» **SET EXERCISE**:
In the entries that follow, find the word "focal" and report each line it is on.
+++ RECORDS PROVIDED +++
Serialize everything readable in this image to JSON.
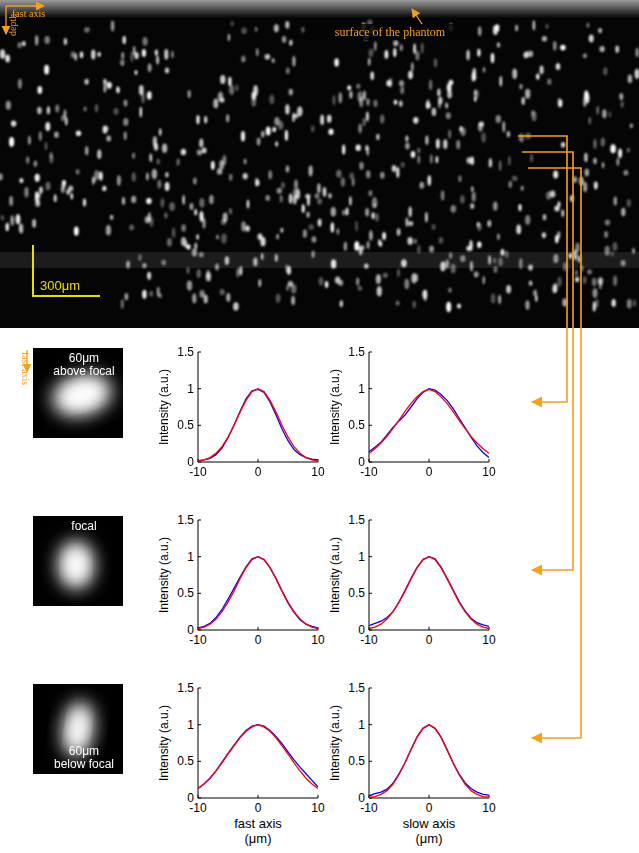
{
  "image": {
    "axis_labels": {
      "horizontal": "fast axis",
      "vertical": "depth"
    },
    "annotation": "surface of the phantom",
    "scale_bar": "300μm"
  },
  "psf_images": {
    "axis_label": "fast axis",
    "labels": [
      "60μm above focal",
      "focal",
      "60μm below focal"
    ]
  },
  "chart_data": [
    {
      "type": "line",
      "ylabel": "Intensity (a.u.)",
      "xlim": [
        -10,
        10
      ],
      "ylim": [
        0,
        1.5
      ],
      "xticks": [
        -10,
        0,
        10
      ],
      "yticks": [
        0,
        0.5,
        1,
        1.5
      ],
      "x": [
        -10,
        -9,
        -8,
        -7,
        -6,
        -5,
        -4,
        -3,
        -2,
        -1,
        0,
        1,
        2,
        3,
        4,
        5,
        6,
        7,
        8,
        9,
        10
      ],
      "series": [
        {
          "color": "#0000ff",
          "values": [
            0.02,
            0.03,
            0.05,
            0.1,
            0.19,
            0.33,
            0.5,
            0.69,
            0.86,
            0.97,
            0.99,
            0.95,
            0.82,
            0.64,
            0.45,
            0.29,
            0.17,
            0.1,
            0.06,
            0.04,
            0.03
          ]
        },
        {
          "color": "#ff0000",
          "values": [
            0.01,
            0.03,
            0.06,
            0.12,
            0.21,
            0.34,
            0.5,
            0.68,
            0.84,
            0.96,
            1.0,
            0.96,
            0.84,
            0.68,
            0.5,
            0.34,
            0.21,
            0.12,
            0.06,
            0.03,
            0.01
          ]
        }
      ]
    },
    {
      "type": "line",
      "ylabel": "Intensity (a.u.)",
      "xlim": [
        -10,
        10
      ],
      "ylim": [
        0,
        1.5
      ],
      "xticks": [
        -10,
        0,
        10
      ],
      "yticks": [
        0,
        0.5,
        1,
        1.5
      ],
      "x": [
        -10,
        -9,
        -8,
        -7,
        -6,
        -5,
        -4,
        -3,
        -2,
        -1,
        0,
        1,
        2,
        3,
        4,
        5,
        6,
        7,
        8,
        9,
        10
      ],
      "series": [
        {
          "color": "#0000ff",
          "values": [
            0.14,
            0.2,
            0.27,
            0.37,
            0.47,
            0.56,
            0.64,
            0.75,
            0.86,
            0.95,
            1.0,
            0.98,
            0.92,
            0.84,
            0.73,
            0.6,
            0.47,
            0.34,
            0.22,
            0.13,
            0.06
          ]
        },
        {
          "color": "#ff0000",
          "values": [
            0.12,
            0.18,
            0.26,
            0.35,
            0.46,
            0.57,
            0.69,
            0.8,
            0.89,
            0.96,
            0.99,
            0.96,
            0.89,
            0.8,
            0.69,
            0.57,
            0.46,
            0.35,
            0.26,
            0.18,
            0.12
          ]
        }
      ]
    },
    {
      "type": "line",
      "ylabel": "Intensity (a.u.)",
      "xlim": [
        -10,
        10
      ],
      "ylim": [
        0,
        1.5
      ],
      "xticks": [
        -10,
        0,
        10
      ],
      "yticks": [
        0,
        0.5,
        1,
        1.5
      ],
      "x": [
        -10,
        -9,
        -8,
        -7,
        -6,
        -5,
        -4,
        -3,
        -2,
        -1,
        0,
        1,
        2,
        3,
        4,
        5,
        6,
        7,
        8,
        9,
        10
      ],
      "series": [
        {
          "color": "#0000ff",
          "values": [
            0.03,
            0.05,
            0.09,
            0.17,
            0.28,
            0.42,
            0.57,
            0.72,
            0.86,
            0.97,
            1.0,
            0.96,
            0.85,
            0.7,
            0.53,
            0.37,
            0.24,
            0.14,
            0.08,
            0.05,
            0.03
          ]
        },
        {
          "color": "#ff0000",
          "values": [
            0.02,
            0.04,
            0.08,
            0.15,
            0.25,
            0.38,
            0.53,
            0.7,
            0.85,
            0.96,
            1.0,
            0.96,
            0.85,
            0.7,
            0.53,
            0.38,
            0.25,
            0.15,
            0.08,
            0.04,
            0.02
          ]
        }
      ]
    },
    {
      "type": "line",
      "ylabel": "Intensity (a.u.)",
      "xlim": [
        -10,
        10
      ],
      "ylim": [
        0,
        1.5
      ],
      "xticks": [
        -10,
        0,
        10
      ],
      "yticks": [
        0,
        0.5,
        1,
        1.5
      ],
      "x": [
        -10,
        -9,
        -8,
        -7,
        -6,
        -5,
        -4,
        -3,
        -2,
        -1,
        0,
        1,
        2,
        3,
        4,
        5,
        6,
        7,
        8,
        9,
        10
      ],
      "series": [
        {
          "color": "#0000ff",
          "values": [
            0.06,
            0.09,
            0.12,
            0.17,
            0.25,
            0.38,
            0.53,
            0.7,
            0.85,
            0.96,
            1.0,
            0.97,
            0.86,
            0.71,
            0.55,
            0.39,
            0.26,
            0.16,
            0.1,
            0.07,
            0.05
          ]
        },
        {
          "color": "#ff0000",
          "values": [
            0.02,
            0.04,
            0.08,
            0.15,
            0.25,
            0.38,
            0.54,
            0.7,
            0.85,
            0.96,
            1.0,
            0.96,
            0.85,
            0.7,
            0.54,
            0.38,
            0.25,
            0.15,
            0.08,
            0.04,
            0.02
          ]
        }
      ]
    },
    {
      "type": "line",
      "ylabel": "Intensity (a.u.)",
      "xlabel": "fast axis (μm)",
      "xlim": [
        -10,
        10
      ],
      "ylim": [
        0,
        1.5
      ],
      "xticks": [
        -10,
        0,
        10
      ],
      "yticks": [
        0,
        0.5,
        1,
        1.5
      ],
      "x": [
        -10,
        -9,
        -8,
        -7,
        -6,
        -5,
        -4,
        -3,
        -2,
        -1,
        0,
        1,
        2,
        3,
        4,
        5,
        6,
        7,
        8,
        9,
        10
      ],
      "series": [
        {
          "color": "#0000ff",
          "values": [
            0.13,
            0.19,
            0.27,
            0.37,
            0.49,
            0.61,
            0.72,
            0.83,
            0.92,
            0.98,
            1.0,
            0.98,
            0.92,
            0.84,
            0.74,
            0.63,
            0.52,
            0.42,
            0.33,
            0.24,
            0.15
          ]
        },
        {
          "color": "#ff0000",
          "values": [
            0.13,
            0.19,
            0.27,
            0.37,
            0.48,
            0.6,
            0.71,
            0.82,
            0.91,
            0.97,
            1.0,
            0.97,
            0.91,
            0.82,
            0.71,
            0.6,
            0.48,
            0.37,
            0.27,
            0.19,
            0.13
          ]
        }
      ]
    },
    {
      "type": "line",
      "ylabel": "Intensity (a.u.)",
      "xlabel": "slow axis (μm)",
      "xlim": [
        -10,
        10
      ],
      "ylim": [
        0,
        1.5
      ],
      "xticks": [
        -10,
        0,
        10
      ],
      "yticks": [
        0,
        0.5,
        1,
        1.5
      ],
      "x": [
        -10,
        -9,
        -8,
        -7,
        -6,
        -5,
        -4,
        -3,
        -2,
        -1,
        0,
        1,
        2,
        3,
        4,
        5,
        6,
        7,
        8,
        9,
        10
      ],
      "series": [
        {
          "color": "#0000ff",
          "values": [
            0.03,
            0.06,
            0.08,
            0.12,
            0.2,
            0.33,
            0.48,
            0.66,
            0.83,
            0.95,
            1.0,
            0.95,
            0.83,
            0.66,
            0.48,
            0.33,
            0.21,
            0.13,
            0.08,
            0.05,
            0.04
          ]
        },
        {
          "color": "#ff0000",
          "values": [
            0.01,
            0.02,
            0.05,
            0.1,
            0.19,
            0.32,
            0.48,
            0.66,
            0.83,
            0.95,
            1.0,
            0.95,
            0.83,
            0.66,
            0.48,
            0.32,
            0.19,
            0.1,
            0.05,
            0.02,
            0.01
          ]
        }
      ]
    }
  ]
}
+++
» **ANSWER FOR THE TASK**:
      "60μm above focal",
      "focal",
      "60μm below focal"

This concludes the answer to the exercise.